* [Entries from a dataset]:
----------------

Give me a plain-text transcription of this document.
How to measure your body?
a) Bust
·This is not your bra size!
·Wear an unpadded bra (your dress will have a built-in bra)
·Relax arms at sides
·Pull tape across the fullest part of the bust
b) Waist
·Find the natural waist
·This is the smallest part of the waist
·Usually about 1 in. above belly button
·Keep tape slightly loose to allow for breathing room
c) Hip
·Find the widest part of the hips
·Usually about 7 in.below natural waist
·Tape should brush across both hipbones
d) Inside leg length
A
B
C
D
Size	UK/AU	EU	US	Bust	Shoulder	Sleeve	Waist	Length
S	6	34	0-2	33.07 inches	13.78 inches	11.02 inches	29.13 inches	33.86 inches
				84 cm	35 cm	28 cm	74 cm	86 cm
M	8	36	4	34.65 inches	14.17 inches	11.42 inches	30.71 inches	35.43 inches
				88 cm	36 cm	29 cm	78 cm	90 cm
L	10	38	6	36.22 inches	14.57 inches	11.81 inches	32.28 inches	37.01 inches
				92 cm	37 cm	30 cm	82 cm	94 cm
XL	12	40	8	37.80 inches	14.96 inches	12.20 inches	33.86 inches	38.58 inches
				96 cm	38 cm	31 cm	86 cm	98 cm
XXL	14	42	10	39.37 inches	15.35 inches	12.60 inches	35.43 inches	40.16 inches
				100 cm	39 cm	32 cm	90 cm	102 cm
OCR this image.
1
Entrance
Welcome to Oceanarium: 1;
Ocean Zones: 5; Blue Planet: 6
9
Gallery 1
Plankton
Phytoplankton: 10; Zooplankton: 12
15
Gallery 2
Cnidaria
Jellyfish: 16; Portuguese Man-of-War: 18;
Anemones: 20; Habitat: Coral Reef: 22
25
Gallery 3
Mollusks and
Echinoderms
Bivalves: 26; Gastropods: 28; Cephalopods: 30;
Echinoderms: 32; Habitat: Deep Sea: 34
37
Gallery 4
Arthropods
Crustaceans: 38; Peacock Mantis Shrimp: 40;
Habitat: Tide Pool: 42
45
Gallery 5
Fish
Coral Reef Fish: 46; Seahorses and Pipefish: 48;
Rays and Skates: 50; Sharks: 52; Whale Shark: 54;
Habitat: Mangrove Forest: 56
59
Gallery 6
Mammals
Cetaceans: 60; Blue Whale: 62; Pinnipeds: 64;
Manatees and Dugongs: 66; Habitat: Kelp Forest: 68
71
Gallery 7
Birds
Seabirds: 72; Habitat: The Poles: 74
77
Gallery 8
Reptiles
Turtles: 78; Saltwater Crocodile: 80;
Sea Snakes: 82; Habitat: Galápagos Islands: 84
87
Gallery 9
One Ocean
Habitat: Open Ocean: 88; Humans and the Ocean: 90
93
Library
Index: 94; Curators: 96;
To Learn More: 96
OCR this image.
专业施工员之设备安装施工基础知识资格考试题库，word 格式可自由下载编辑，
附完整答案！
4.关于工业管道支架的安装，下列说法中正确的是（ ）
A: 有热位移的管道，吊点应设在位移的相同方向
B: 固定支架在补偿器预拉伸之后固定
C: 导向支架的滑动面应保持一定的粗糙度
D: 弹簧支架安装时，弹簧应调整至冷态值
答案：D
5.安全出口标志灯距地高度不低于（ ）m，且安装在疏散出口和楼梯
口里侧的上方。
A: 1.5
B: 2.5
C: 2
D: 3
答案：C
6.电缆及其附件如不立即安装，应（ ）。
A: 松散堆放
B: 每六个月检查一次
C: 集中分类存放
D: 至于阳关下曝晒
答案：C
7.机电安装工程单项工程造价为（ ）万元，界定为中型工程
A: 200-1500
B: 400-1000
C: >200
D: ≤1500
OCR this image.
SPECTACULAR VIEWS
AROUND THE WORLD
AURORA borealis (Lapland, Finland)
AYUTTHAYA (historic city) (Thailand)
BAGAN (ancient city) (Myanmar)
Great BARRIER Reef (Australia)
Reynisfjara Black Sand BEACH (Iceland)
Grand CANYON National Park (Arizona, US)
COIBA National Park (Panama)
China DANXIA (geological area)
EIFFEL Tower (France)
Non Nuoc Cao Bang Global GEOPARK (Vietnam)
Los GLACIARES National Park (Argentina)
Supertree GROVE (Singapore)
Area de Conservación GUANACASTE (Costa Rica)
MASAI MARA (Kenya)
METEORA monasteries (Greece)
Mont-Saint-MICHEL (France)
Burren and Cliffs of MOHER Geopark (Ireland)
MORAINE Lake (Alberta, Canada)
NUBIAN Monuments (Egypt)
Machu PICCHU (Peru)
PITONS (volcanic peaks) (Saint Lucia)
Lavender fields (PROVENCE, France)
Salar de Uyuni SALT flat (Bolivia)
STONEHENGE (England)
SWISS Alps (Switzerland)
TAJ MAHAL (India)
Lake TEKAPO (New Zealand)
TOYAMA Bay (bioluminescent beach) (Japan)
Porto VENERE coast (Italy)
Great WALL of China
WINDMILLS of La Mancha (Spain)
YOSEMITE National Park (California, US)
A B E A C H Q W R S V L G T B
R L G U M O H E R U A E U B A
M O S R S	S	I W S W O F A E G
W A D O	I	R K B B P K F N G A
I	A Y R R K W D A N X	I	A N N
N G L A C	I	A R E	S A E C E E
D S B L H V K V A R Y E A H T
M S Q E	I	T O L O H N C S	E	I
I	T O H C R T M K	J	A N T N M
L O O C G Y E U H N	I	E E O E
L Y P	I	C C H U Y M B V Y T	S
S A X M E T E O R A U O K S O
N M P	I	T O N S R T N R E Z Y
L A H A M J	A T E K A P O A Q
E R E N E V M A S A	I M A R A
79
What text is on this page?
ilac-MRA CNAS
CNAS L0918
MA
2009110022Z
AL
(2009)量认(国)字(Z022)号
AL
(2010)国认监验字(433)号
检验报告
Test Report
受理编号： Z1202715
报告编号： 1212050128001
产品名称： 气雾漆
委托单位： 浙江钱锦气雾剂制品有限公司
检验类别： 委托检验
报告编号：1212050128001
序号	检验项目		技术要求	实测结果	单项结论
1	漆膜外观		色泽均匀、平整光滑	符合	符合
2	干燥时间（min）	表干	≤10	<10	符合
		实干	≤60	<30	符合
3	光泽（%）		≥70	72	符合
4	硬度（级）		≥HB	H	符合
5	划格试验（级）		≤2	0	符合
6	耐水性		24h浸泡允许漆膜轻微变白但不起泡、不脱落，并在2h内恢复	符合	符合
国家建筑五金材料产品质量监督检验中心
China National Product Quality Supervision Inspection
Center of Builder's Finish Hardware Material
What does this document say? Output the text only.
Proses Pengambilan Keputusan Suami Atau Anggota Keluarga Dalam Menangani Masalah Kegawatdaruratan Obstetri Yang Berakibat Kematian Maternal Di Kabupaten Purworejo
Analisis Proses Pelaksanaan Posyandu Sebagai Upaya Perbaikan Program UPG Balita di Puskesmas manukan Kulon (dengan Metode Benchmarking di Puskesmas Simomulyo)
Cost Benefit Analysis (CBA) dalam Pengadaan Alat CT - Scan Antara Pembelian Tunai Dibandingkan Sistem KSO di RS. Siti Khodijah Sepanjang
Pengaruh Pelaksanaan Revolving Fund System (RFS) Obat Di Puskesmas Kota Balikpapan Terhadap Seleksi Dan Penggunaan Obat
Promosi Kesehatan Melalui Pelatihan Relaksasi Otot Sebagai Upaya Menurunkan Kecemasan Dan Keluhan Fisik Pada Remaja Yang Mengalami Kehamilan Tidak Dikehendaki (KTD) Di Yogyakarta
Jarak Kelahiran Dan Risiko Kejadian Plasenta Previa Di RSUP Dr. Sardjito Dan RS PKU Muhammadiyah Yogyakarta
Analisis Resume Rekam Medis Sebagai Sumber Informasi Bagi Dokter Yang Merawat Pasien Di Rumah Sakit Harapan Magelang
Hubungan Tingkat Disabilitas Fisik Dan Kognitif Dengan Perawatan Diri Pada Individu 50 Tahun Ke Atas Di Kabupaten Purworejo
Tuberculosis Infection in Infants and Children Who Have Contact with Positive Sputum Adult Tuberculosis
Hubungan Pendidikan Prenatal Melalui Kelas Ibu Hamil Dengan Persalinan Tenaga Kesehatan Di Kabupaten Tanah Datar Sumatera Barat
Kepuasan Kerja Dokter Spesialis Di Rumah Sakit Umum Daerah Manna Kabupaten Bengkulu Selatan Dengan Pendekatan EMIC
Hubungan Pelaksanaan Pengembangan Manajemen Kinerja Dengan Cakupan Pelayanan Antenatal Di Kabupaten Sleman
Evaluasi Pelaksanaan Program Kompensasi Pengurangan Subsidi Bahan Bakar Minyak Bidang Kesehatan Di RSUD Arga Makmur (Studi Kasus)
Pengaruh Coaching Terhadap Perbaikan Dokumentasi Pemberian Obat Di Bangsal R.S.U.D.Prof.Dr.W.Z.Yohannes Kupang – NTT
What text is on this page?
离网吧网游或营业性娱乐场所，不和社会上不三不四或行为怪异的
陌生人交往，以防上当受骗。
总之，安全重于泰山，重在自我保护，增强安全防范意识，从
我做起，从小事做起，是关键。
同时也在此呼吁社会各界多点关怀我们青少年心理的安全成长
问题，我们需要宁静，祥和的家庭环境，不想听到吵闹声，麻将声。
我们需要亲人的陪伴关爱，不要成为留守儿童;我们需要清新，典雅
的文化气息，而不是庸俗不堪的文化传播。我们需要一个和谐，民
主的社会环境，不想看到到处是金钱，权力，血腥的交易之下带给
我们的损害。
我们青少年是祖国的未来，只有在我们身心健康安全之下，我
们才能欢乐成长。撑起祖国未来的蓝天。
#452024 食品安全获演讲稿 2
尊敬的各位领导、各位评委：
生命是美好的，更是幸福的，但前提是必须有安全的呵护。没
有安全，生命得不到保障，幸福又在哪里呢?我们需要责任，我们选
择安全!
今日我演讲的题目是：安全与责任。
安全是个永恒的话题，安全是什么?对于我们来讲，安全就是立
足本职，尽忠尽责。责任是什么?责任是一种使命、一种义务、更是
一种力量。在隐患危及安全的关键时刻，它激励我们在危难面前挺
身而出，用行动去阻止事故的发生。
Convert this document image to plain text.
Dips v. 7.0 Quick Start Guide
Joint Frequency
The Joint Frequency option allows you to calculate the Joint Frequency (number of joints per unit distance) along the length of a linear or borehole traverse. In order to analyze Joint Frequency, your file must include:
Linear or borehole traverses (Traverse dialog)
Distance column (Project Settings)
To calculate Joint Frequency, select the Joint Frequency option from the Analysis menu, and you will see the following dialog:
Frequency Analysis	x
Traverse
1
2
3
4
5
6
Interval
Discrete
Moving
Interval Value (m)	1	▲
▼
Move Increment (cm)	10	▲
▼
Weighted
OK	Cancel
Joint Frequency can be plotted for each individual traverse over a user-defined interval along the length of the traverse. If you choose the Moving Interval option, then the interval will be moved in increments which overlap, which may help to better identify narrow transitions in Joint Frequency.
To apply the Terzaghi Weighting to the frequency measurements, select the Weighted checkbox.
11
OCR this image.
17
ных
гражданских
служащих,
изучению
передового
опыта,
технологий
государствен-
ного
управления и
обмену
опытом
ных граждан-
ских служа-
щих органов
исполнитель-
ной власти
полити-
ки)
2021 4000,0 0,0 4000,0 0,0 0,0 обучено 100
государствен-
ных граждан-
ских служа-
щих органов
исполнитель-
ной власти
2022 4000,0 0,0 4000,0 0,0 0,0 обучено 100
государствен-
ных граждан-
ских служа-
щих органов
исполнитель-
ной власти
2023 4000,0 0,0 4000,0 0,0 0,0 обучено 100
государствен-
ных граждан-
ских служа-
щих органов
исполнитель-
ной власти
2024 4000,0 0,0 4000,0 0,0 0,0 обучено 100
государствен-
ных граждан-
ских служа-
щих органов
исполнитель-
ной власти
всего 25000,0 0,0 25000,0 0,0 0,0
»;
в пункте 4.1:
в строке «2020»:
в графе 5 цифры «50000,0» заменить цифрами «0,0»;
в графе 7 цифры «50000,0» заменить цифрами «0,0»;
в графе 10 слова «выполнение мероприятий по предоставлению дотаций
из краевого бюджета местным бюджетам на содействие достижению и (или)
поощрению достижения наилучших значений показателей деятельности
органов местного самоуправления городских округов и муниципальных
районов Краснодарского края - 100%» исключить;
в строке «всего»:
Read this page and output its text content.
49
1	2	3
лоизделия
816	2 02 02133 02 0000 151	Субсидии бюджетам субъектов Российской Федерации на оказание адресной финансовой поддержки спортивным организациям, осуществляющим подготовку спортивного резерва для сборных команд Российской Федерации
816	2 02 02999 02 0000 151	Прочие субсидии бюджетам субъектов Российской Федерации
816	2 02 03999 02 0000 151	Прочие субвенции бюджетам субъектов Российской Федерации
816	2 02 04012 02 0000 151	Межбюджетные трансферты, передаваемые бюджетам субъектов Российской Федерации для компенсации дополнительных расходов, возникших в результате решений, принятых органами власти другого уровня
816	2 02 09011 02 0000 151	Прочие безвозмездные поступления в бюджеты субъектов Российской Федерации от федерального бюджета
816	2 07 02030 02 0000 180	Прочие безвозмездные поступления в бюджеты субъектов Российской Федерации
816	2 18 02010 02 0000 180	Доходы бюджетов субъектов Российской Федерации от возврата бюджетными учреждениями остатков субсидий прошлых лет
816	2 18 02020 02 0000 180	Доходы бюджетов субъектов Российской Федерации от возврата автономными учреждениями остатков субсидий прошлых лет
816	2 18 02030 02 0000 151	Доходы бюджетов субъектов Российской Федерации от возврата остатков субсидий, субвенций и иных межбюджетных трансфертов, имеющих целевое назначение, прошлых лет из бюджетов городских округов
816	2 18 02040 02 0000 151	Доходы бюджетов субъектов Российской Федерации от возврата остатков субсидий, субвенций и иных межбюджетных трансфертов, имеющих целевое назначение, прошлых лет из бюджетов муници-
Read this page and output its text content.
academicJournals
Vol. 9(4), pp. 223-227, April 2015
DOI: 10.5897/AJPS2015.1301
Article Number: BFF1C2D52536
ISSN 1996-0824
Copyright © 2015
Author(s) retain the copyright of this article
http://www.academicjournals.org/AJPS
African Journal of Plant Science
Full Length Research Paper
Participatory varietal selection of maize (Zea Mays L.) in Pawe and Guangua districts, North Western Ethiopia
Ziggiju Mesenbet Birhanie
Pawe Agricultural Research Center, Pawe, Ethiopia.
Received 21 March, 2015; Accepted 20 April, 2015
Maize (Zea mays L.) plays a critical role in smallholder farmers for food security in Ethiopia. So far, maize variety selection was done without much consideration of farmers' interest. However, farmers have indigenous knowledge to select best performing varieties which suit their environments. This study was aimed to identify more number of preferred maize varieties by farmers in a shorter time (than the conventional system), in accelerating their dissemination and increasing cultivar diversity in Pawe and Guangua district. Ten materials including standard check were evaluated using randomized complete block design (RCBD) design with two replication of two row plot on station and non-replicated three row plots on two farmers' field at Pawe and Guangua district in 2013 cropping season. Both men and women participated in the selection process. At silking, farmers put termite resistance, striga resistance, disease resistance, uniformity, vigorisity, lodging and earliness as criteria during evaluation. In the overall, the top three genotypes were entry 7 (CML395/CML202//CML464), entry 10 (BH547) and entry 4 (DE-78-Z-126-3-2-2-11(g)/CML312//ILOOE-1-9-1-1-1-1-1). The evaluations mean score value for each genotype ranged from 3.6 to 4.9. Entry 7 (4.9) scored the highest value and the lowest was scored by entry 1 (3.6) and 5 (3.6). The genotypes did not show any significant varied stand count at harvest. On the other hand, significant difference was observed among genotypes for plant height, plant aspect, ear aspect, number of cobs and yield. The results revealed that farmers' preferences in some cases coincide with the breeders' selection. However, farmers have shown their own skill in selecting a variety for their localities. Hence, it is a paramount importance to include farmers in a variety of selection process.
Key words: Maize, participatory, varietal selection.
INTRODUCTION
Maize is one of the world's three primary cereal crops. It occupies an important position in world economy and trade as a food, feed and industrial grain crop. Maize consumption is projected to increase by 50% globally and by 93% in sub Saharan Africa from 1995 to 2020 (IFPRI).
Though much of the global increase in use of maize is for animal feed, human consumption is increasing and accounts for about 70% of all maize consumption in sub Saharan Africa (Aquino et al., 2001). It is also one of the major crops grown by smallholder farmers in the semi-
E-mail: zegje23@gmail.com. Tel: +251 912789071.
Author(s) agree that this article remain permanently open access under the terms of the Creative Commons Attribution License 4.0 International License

----------------

* [Exercise task]: Go through the entries above and count the lines containing the word "three"; give only that count.

* [Correct response]: 2